_WRITTEN REQUEST_:
Find the lines that contain the word "规定的误差范围" and copy each one.

_EXCERPTED RECORDS_:
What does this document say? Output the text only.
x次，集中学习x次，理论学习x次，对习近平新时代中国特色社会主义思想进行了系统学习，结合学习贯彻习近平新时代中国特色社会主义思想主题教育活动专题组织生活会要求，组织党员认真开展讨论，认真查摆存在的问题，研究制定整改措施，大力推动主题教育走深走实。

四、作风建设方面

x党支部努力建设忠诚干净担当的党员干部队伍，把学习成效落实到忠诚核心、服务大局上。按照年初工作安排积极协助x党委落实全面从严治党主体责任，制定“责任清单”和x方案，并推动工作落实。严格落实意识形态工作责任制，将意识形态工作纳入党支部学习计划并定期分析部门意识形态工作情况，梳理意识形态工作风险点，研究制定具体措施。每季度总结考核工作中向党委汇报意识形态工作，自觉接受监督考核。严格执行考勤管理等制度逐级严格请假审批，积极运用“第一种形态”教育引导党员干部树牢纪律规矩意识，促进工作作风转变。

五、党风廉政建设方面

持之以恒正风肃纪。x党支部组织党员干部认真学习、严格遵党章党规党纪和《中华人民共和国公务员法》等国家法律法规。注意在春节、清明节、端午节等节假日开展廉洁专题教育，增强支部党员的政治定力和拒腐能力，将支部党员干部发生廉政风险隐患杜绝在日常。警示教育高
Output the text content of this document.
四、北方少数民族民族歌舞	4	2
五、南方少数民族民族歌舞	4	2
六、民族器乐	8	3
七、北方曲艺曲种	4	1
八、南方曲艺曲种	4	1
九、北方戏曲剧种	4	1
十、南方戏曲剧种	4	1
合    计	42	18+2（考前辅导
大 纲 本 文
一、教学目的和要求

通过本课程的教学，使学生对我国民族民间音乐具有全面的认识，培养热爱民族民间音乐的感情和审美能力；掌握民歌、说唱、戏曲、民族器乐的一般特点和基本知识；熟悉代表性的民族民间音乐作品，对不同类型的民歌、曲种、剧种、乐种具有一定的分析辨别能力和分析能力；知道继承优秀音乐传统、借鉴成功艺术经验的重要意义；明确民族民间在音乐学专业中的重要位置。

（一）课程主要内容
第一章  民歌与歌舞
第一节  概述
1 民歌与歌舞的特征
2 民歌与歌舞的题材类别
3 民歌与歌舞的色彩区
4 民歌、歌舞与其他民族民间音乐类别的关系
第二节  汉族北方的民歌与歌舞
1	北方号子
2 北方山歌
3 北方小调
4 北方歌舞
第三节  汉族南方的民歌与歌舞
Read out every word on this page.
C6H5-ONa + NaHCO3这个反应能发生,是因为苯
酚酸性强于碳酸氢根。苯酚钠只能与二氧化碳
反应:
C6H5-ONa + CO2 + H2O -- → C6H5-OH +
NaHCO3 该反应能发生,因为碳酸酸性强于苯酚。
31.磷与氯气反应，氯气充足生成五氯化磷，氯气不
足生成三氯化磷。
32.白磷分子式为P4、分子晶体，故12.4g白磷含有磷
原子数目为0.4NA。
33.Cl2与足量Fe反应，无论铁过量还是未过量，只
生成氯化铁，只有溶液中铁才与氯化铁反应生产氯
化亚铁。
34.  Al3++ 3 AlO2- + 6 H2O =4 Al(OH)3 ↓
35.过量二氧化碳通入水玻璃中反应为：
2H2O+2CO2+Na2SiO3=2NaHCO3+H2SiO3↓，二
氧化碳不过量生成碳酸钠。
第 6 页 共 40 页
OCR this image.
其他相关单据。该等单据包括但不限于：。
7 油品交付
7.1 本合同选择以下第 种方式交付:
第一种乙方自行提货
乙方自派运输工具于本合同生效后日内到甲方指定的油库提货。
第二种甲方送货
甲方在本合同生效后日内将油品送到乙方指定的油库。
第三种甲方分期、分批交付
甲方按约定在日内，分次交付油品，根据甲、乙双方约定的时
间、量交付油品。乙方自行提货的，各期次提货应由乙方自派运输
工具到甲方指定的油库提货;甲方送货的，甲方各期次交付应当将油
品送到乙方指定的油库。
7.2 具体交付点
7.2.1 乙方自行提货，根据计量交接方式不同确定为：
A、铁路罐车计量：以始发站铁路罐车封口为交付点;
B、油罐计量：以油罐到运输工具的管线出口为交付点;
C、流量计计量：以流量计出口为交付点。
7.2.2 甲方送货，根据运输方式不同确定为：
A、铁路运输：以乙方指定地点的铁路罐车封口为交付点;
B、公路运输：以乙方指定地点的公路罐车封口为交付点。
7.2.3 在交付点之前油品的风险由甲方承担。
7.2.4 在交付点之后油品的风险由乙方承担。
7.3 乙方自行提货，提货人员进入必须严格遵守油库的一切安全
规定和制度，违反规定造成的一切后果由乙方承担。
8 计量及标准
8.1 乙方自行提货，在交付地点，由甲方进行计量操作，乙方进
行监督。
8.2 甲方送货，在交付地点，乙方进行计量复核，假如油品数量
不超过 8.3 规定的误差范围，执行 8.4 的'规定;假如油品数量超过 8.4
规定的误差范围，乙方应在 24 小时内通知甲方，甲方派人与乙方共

_WRITTEN REPLY_:
不超过 8.3 规定的误差范围，执行 8.4 的'规定;假如油品数量超过 8.4
规定的误差范围，乙方应在 24 小时内通知甲方，甲方派人与乙方共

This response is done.